— START —
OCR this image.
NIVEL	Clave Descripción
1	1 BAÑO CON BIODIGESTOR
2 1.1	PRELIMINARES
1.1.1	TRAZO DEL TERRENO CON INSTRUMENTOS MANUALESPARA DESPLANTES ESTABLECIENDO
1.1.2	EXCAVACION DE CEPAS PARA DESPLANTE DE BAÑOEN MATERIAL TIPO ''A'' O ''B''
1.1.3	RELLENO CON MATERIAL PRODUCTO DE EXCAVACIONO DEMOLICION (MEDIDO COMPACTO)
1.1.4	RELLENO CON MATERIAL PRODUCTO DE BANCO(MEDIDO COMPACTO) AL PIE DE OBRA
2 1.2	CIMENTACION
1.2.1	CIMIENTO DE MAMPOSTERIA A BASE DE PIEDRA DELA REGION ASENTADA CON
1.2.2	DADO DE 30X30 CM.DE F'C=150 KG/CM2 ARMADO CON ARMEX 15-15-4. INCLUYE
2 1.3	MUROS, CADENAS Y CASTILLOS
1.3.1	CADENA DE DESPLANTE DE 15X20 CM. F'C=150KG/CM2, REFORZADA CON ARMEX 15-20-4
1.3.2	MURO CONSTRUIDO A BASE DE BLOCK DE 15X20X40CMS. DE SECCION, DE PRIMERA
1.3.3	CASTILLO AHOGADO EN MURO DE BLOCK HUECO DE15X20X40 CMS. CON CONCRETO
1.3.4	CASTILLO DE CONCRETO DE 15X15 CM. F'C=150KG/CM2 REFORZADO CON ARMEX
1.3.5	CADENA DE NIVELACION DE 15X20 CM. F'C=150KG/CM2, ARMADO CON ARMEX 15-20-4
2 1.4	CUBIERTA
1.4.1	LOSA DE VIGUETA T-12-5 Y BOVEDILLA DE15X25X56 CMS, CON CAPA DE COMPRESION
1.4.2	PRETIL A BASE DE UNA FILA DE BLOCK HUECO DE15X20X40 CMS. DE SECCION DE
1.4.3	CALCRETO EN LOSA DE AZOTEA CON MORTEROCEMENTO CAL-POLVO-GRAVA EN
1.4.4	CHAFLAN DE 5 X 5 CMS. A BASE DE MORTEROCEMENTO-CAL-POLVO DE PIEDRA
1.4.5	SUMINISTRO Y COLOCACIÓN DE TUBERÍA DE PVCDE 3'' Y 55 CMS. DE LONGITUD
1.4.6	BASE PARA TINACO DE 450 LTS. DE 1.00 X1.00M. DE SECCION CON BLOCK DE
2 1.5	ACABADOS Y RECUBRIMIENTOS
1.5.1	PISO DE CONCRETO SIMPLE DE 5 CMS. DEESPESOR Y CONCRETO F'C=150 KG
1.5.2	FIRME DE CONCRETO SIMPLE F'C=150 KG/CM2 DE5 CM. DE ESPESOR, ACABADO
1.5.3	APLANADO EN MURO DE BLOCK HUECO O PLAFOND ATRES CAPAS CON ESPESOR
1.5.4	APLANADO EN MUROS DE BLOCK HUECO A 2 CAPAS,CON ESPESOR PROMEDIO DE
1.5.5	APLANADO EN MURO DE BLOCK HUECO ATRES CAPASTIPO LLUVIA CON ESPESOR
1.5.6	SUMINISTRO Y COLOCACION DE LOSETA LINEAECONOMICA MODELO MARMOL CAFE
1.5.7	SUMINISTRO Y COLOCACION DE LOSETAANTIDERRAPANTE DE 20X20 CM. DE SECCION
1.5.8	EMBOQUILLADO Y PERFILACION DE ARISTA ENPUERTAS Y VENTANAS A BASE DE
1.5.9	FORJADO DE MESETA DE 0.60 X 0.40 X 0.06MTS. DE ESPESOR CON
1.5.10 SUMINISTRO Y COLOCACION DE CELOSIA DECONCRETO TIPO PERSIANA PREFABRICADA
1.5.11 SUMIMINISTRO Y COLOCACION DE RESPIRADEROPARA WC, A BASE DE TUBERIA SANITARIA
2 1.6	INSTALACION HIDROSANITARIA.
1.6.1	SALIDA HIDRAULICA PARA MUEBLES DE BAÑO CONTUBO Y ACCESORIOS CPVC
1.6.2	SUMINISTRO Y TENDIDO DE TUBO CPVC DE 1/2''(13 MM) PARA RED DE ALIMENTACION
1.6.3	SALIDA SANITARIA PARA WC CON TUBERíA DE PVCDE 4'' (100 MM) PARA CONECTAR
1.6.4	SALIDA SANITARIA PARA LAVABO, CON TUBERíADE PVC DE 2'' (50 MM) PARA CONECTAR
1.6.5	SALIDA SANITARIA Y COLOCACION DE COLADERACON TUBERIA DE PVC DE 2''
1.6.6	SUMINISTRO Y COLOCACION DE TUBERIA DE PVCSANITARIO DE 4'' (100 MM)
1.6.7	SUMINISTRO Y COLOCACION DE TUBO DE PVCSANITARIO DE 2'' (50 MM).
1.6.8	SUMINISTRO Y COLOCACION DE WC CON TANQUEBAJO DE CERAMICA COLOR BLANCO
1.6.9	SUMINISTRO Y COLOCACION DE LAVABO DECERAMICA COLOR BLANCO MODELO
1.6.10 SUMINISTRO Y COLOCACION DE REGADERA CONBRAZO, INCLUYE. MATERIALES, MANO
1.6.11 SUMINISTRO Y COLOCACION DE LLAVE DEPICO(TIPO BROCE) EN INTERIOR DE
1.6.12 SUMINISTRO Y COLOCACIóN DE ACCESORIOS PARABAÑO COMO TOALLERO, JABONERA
— END —
Write out all the entries exactly.

[TASK OUTPUT]
OCR this image.
NIVEL	Clave Descripción
1	1 BAÑO CON BIODIGESTOR
2 1.1	PRELIMINARES
1.1.1	TRAZO DEL TERRENO CON INSTRUMENTOS MANUALESPARA DESPLANTES ESTABLECIENDO
1.1.2	EXCAVACION DE CEPAS PARA DESPLANTE DE BAÑOEN MATERIAL TIPO ''A'' O ''B''
1.1.3	RELLENO CON MATERIAL PRODUCTO DE EXCAVACIONO DEMOLICION (MEDIDO COMPACTO)
1.1.4	RELLENO CON MATERIAL PRODUCTO DE BANCO(MEDIDO COMPACTO) AL PIE DE OBRA
2 1.2	CIMENTACION
1.2.1	CIMIENTO DE MAMPOSTERIA A BASE DE PIEDRA DELA REGION ASENTADA CON
1.2.2	DADO DE 30X30 CM.DE F'C=150 KG/CM2 ARMADO CON ARMEX 15-15-4. INCLUYE
2 1.3	MUROS, CADENAS Y CASTILLOS
1.3.1	CADENA DE DESPLANTE DE 15X20 CM. F'C=150KG/CM2, REFORZADA CON ARMEX 15-20-4
1.3.2	MURO CONSTRUIDO A BASE DE BLOCK DE 15X20X40CMS. DE SECCION, DE PRIMERA
1.3.3	CASTILLO AHOGADO EN MURO DE BLOCK HUECO DE15X20X40 CMS. CON CONCRETO
1.3.4	CASTILLO DE CONCRETO DE 15X15 CM. F'C=150KG/CM2 REFORZADO CON ARMEX
1.3.5	CADENA DE NIVELACION DE 15X20 CM. F'C=150KG/CM2, ARMADO CON ARMEX 15-20-4
2 1.4	CUBIERTA
1.4.1	LOSA DE VIGUETA T-12-5 Y BOVEDILLA DE15X25X56 CMS, CON CAPA DE COMPRESION
1.4.2	PRETIL A BASE DE UNA FILA DE BLOCK HUECO DE15X20X40 CMS. DE SECCION DE
1.4.3	CALCRETO EN LOSA DE AZOTEA CON MORTEROCEMENTO CAL-POLVO-GRAVA EN
1.4.4	CHAFLAN DE 5 X 5 CMS. A BASE DE MORTEROCEMENTO-CAL-POLVO DE PIEDRA
1.4.5	SUMINISTRO Y COLOCACIÓN DE TUBERÍA DE PVCDE 3'' Y 55 CMS. DE LONGITUD
1.4.6	BASE PARA TINACO DE 450 LTS. DE 1.00 X1.00M. DE SECCION CON BLOCK DE
2 1.5	ACABADOS Y RECUBRIMIENTOS
1.5.1	PISO DE CONCRETO SIMPLE DE 5 CMS. DEESPESOR Y CONCRETO F'C=150 KG
1.5.2	FIRME DE CONCRETO SIMPLE F'C=150 KG/CM2 DE5 CM. DE ESPESOR, ACABADO
1.5.3	APLANADO EN MURO DE BLOCK HUECO O PLAFOND ATRES CAPAS CON ESPESOR
1.5.4	APLANADO EN MUROS DE BLOCK HUECO A 2 CAPAS,CON ESPESOR PROMEDIO DE
1.5.5	APLANADO EN MURO DE BLOCK HUECO ATRES CAPASTIPO LLUVIA CON ESPESOR
1.5.6	SUMINISTRO Y COLOCACION DE LOSETA LINEAECONOMICA MODELO MARMOL CAFE
1.5.7	SUMINISTRO Y COLOCACION DE LOSETAANTIDERRAPANTE DE 20X20 CM. DE SECCION
1.5.8	EMBOQUILLADO Y PERFILACION DE ARISTA ENPUERTAS Y VENTANAS A BASE DE
1.5.9	FORJADO DE MESETA DE 0.60 X 0.40 X 0.06MTS. DE ESPESOR CON
1.5.10 SUMINISTRO Y COLOCACION DE CELOSIA DECONCRETO TIPO PERSIANA PREFABRICADA
1.5.11 SUMIMINISTRO Y COLOCACION DE RESPIRADEROPARA WC, A BASE DE TUBERIA SANITARIA
2 1.6	INSTALACION HIDROSANITARIA.
1.6.1	SALIDA HIDRAULICA PARA MUEBLES DE BAÑO CONTUBO Y ACCESORIOS CPVC
1.6.2	SUMINISTRO Y TENDIDO DE TUBO CPVC DE 1/2''(13 MM) PARA RED DE ALIMENTACION
1.6.3	SALIDA SANITARIA PARA WC CON TUBERíA DE PVCDE 4'' (100 MM) PARA CONECTAR
1.6.4	SALIDA SANITARIA PARA LAVABO, CON TUBERíADE PVC DE 2'' (50 MM) PARA CONECTAR
1.6.5	SALIDA SANITARIA Y COLOCACION DE COLADERACON TUBERIA DE PVC DE 2''
1.6.6	SUMINISTRO Y COLOCACION DE TUBERIA DE PVCSANITARIO DE 4'' (100 MM)
1.6.7	SUMINISTRO Y COLOCACION DE TUBO DE PVCSANITARIO DE 2'' (50 MM).
1.6.8	SUMINISTRO Y COLOCACION DE WC CON TANQUEBAJO DE CERAMICA COLOR BLANCO
1.6.9	SUMINISTRO Y COLOCACION DE LAVABO DECERAMICA COLOR BLANCO MODELO
1.6.10 SUMINISTRO Y COLOCACION DE REGADERA CONBRAZO, INCLUYE. MATERIALES, MANO
1.6.11 SUMINISTRO Y COLOCACION DE LLAVE DEPICO(TIPO BROCE) EN INTERIOR DE
1.6.12 SUMINISTRO Y COLOCACIóN DE ACCESORIOS PARABAÑO COMO TOALLERO, JABONERA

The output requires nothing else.